++++ DATA EXCERPTS ++++

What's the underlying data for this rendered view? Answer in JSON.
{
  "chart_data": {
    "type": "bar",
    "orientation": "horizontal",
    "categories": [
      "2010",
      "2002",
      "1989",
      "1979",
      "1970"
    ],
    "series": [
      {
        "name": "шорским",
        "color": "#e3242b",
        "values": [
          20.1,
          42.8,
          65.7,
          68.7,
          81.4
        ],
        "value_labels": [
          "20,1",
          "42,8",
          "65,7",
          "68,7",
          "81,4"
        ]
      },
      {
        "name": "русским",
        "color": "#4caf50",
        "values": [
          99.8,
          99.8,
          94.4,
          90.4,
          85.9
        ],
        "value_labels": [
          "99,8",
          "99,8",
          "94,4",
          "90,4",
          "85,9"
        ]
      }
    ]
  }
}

++++

**TASK OBJECTIVE**
Your task is to quote the listing above word for word.

**THE RESPONSE**
What's the underlying data for this rendered view? Answer in JSON.
{
  "chart_data": {
    "type": "bar",
    "orientation": "horizontal",
    "categories": [
      "2010",
      "2002",
      "1989",
      "1979",
      "1970"
    ],
    "series": [
      {
        "name": "шорским",
        "color": "#e3242b",
        "values": [
          20.1,
          42.8,
          65.7,
          68.7,
          81.4
        ],
        "value_labels": [
          "20,1",
          "42,8",
          "65,7",
          "68,7",
          "81,4"
        ]
      },
      {
        "name": "русским",
        "color": "#4caf50",
        "values": [
          99.8,
          99.8,
          94.4,
          90.4,
          85.9
        ],
        "value_labels": [
          "99,8",
          "99,8",
          "94,4",
          "90,4",
          "85,9"
        ]
      }
    ]
  }
}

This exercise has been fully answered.